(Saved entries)
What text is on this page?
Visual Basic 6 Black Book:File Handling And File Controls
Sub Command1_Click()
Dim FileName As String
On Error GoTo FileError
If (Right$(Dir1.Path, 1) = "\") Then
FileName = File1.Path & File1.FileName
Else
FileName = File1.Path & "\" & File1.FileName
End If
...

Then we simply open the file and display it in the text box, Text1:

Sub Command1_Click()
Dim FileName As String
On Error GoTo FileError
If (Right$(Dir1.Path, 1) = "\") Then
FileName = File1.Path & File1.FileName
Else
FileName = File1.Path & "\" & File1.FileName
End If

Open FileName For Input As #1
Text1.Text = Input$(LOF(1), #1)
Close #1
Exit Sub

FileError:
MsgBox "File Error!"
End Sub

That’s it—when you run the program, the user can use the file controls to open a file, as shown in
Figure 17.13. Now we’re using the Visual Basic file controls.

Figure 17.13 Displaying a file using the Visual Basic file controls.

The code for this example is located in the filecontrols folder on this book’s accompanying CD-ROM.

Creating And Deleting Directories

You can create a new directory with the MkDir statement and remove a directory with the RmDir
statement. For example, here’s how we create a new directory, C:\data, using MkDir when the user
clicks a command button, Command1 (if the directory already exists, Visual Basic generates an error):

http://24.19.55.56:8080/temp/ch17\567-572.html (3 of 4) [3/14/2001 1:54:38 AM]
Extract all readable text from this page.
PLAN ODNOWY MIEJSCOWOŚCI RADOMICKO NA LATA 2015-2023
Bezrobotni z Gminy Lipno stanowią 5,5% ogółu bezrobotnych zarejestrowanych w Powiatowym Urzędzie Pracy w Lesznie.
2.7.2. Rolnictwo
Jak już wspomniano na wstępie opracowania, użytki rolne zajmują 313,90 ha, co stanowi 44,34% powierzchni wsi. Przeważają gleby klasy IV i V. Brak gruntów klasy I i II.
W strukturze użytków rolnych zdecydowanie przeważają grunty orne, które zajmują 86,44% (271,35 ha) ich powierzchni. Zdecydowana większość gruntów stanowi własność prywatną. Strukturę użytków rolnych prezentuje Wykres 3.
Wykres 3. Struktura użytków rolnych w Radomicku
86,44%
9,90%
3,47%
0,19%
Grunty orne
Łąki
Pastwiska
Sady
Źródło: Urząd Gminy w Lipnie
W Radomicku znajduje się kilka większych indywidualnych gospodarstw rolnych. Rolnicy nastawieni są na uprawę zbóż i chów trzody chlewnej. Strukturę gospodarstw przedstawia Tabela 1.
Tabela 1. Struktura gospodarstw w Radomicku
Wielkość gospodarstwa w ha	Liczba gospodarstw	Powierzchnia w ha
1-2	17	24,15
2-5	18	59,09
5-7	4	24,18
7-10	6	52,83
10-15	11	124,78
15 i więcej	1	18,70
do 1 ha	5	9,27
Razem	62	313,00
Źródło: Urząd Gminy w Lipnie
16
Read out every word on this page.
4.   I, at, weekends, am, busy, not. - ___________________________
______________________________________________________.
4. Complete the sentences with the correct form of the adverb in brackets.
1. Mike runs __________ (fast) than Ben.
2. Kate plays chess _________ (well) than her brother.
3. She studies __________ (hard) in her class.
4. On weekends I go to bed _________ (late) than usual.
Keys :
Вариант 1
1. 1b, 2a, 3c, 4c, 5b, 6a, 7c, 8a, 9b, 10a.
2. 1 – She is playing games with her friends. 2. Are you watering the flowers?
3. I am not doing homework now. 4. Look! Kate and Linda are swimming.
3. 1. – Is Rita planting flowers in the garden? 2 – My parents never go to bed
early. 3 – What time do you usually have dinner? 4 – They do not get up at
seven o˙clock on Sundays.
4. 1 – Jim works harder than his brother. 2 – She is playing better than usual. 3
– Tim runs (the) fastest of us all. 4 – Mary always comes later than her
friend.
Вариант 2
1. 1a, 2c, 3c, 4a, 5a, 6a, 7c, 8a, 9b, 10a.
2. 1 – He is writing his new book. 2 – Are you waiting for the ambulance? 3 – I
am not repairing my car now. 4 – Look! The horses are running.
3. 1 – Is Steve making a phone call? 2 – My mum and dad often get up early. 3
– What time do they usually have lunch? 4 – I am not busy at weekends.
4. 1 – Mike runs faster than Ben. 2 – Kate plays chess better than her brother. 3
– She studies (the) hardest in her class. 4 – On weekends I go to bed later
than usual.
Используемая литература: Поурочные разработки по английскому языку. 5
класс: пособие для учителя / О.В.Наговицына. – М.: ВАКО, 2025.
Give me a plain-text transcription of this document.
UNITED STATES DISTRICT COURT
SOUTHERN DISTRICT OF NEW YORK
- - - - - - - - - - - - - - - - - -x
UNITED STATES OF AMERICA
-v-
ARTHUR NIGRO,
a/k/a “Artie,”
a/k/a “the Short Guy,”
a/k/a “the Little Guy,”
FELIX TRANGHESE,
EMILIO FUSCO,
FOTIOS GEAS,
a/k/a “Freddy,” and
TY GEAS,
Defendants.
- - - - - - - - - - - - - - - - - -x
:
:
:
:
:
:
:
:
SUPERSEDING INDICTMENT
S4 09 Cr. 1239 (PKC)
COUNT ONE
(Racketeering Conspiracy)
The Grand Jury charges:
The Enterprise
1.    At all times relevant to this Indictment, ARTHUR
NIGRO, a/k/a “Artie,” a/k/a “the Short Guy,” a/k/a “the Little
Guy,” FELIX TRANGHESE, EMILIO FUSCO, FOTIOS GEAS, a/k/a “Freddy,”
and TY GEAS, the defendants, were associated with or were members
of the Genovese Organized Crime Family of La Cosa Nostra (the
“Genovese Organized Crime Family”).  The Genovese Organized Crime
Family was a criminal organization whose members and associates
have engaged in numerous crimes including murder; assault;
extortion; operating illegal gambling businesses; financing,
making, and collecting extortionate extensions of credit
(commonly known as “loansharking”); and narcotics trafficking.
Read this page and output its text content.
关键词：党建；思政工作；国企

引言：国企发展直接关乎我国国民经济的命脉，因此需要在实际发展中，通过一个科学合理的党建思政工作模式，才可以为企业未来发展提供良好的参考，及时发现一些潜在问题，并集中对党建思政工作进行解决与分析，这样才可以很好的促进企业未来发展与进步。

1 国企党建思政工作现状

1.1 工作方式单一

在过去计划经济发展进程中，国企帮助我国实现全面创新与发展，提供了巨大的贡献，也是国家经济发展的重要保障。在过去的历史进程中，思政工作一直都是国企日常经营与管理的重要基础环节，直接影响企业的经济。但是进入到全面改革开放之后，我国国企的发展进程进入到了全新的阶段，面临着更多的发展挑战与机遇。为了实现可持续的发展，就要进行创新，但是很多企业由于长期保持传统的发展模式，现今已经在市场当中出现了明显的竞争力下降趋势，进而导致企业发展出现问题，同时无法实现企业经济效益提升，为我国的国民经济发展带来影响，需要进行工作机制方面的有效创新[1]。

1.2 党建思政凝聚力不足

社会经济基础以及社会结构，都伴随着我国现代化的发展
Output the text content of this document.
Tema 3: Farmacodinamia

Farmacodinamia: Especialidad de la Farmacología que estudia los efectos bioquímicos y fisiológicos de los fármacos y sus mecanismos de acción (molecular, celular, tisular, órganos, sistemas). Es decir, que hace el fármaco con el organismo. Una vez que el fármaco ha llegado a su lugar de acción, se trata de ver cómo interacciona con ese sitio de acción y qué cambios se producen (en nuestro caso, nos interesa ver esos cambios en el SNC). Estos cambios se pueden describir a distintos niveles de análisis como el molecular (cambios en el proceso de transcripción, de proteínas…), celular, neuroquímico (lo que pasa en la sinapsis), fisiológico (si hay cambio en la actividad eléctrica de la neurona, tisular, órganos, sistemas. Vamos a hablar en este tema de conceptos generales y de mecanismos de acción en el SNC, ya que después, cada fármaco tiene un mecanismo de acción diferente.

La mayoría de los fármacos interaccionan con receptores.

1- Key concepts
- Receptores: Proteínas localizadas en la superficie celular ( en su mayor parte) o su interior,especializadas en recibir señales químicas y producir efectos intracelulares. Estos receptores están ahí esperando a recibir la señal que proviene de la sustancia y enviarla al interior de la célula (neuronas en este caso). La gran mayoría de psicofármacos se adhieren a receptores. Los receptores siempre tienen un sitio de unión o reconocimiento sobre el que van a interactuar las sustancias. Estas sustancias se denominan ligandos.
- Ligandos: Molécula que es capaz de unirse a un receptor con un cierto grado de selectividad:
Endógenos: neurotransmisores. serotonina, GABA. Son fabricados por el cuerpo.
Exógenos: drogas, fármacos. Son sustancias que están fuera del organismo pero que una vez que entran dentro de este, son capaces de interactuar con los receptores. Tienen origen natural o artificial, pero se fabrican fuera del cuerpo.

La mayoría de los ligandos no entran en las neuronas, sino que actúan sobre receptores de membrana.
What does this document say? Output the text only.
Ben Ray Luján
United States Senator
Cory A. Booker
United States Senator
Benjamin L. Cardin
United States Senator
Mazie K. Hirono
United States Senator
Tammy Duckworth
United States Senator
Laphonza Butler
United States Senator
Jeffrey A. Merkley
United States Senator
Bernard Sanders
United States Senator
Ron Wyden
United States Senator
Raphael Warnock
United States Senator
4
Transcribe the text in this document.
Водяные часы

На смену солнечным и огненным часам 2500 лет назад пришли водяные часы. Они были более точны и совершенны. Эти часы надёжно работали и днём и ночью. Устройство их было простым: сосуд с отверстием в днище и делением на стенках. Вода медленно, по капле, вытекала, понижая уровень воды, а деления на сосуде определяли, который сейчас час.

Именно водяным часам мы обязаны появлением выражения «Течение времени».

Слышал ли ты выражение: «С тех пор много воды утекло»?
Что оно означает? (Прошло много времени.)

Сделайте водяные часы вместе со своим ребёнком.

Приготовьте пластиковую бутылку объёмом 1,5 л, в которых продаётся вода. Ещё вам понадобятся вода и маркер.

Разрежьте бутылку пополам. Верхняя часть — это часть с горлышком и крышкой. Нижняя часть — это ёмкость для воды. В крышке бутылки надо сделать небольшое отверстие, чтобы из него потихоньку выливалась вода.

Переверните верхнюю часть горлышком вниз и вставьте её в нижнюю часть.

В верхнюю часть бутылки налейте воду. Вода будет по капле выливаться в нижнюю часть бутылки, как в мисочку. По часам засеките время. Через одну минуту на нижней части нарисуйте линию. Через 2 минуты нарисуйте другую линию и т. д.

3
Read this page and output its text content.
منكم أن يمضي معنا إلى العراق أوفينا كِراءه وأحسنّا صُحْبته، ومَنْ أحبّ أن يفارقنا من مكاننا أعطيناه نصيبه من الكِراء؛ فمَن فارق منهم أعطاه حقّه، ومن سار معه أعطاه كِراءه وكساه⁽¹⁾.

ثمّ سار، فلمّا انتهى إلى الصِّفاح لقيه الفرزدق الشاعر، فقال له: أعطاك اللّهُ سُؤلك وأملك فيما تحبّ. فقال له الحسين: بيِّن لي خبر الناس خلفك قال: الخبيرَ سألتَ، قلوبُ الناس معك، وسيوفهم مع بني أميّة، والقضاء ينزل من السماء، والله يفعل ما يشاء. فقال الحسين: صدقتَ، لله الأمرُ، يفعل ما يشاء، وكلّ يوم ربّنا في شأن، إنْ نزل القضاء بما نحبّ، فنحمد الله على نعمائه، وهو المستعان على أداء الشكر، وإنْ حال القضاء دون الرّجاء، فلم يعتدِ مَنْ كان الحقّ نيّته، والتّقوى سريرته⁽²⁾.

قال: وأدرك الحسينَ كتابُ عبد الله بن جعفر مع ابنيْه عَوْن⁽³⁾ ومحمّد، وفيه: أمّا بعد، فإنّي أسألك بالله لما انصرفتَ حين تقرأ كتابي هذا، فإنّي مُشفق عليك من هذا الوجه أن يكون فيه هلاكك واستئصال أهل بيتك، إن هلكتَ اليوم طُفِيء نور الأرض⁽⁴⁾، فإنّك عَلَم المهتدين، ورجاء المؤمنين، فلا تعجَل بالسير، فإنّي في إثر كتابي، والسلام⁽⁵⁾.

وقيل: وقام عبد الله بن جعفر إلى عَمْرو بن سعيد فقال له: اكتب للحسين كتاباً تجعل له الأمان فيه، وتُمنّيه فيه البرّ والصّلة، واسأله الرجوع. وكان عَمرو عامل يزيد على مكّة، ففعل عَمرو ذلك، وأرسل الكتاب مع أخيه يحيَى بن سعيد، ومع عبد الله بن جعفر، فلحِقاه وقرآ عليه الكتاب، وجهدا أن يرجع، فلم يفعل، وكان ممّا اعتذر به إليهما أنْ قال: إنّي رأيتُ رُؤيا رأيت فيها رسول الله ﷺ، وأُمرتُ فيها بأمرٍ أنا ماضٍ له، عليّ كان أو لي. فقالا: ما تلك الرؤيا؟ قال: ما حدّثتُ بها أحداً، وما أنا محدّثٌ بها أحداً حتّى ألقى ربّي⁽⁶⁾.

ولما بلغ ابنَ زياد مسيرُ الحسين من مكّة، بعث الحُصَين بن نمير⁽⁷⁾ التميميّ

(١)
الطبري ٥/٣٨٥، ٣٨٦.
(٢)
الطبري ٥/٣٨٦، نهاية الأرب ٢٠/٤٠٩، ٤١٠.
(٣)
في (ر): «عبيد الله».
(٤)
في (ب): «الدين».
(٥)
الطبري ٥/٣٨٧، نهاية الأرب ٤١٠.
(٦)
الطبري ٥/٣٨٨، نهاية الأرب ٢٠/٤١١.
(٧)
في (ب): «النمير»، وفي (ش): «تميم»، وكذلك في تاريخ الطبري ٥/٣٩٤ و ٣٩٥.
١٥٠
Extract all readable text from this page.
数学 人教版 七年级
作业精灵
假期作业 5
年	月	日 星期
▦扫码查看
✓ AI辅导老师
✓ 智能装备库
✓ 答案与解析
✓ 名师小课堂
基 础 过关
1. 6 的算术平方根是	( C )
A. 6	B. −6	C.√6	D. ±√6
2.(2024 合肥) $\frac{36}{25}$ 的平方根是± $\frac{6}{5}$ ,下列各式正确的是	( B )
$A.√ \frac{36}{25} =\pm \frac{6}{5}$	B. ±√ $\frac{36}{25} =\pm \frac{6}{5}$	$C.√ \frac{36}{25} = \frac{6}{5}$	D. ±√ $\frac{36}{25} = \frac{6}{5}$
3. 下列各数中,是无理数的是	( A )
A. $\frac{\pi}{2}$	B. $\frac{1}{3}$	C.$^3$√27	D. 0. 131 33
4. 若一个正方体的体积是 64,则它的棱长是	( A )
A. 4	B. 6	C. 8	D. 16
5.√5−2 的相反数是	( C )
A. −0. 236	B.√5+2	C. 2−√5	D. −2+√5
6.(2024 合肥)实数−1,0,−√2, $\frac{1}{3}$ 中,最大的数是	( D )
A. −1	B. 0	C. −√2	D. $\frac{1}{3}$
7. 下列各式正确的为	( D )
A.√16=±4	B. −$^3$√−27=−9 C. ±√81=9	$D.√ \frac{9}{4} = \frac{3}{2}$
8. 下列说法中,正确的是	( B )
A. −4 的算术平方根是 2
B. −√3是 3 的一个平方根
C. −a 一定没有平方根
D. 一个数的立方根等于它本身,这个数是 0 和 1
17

== Exercise ==
Copy every line of the entries above in which "usually" occurs.

== Correct result ==
early. 3 – What time do you usually have dinner? 4 – They do not get up at
– What time do they usually have lunch? 4 – I am not busy at weekends.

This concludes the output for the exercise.